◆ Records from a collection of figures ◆
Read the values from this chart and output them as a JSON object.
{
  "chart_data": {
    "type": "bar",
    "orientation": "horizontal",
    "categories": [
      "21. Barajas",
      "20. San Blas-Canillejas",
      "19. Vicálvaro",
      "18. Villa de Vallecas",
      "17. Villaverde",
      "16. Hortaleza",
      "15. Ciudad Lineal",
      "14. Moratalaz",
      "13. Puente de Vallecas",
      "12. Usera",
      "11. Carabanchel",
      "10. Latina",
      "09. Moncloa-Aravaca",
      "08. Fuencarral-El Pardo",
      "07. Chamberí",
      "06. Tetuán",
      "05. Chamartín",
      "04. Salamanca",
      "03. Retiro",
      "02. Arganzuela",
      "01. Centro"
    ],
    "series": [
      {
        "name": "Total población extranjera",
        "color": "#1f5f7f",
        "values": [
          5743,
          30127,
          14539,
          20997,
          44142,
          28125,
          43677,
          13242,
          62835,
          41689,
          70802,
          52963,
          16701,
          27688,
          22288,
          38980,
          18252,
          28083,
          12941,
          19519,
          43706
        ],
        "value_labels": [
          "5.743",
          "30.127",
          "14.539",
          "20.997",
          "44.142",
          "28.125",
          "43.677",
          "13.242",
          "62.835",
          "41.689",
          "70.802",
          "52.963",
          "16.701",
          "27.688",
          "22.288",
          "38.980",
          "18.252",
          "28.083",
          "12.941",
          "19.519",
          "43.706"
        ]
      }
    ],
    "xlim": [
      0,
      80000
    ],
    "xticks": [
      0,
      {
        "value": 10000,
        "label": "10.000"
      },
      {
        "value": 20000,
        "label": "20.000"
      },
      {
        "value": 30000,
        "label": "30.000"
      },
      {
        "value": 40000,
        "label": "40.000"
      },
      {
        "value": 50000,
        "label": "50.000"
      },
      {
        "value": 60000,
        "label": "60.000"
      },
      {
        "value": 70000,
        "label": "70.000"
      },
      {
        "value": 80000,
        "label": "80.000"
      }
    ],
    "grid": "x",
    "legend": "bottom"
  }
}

◆ YOUR OBJECTIVE ◆
Retype every record above exactly as it appears.

◆ CORRECT ANSWER ◆
Read the values from this chart and output them as a JSON object.
{
  "chart_data": {
    "type": "bar",
    "orientation": "horizontal",
    "categories": [
      "21. Barajas",
      "20. San Blas-Canillejas",
      "19. Vicálvaro",
      "18. Villa de Vallecas",
      "17. Villaverde",
      "16. Hortaleza",
      "15. Ciudad Lineal",
      "14. Moratalaz",
      "13. Puente de Vallecas",
      "12. Usera",
      "11. Carabanchel",
      "10. Latina",
      "09. Moncloa-Aravaca",
      "08. Fuencarral-El Pardo",
      "07. Chamberí",
      "06. Tetuán",
      "05. Chamartín",
      "04. Salamanca",
      "03. Retiro",
      "02. Arganzuela",
      "01. Centro"
    ],
    "series": [
      {
        "name": "Total población extranjera",
        "color": "#1f5f7f",
        "values": [
          5743,
          30127,
          14539,
          20997,
          44142,
          28125,
          43677,
          13242,
          62835,
          41689,
          70802,
          52963,
          16701,
          27688,
          22288,
          38980,
          18252,
          28083,
          12941,
          19519,
          43706
        ],
        "value_labels": [
          "5.743",
          "30.127",
          "14.539",
          "20.997",
          "44.142",
          "28.125",
          "43.677",
          "13.242",
          "62.835",
          "41.689",
          "70.802",
          "52.963",
          "16.701",
          "27.688",
          "22.288",
          "38.980",
          "18.252",
          "28.083",
          "12.941",
          "19.519",
          "43.706"
        ]
      }
    ],
    "xlim": [
      0,
      80000
    ],
    "xticks": [
      0,
      {
        "value": 10000,
        "label": "10.000"
      },
      {
        "value": 20000,
        "label": "20.000"
      },
      {
        "value": 30000,
        "label": "30.000"
      },
      {
        "value": 40000,
        "label": "40.000"
      },
      {
        "value": 50000,
        "label": "50.000"
      },
      {
        "value": 60000,
        "label": "60.000"
      },
      {
        "value": 70000,
        "label": "70.000"
      },
      {
        "value": 80000,
        "label": "80.000"
      }
    ],
    "grid": "x",
    "legend": "bottom"
  }
}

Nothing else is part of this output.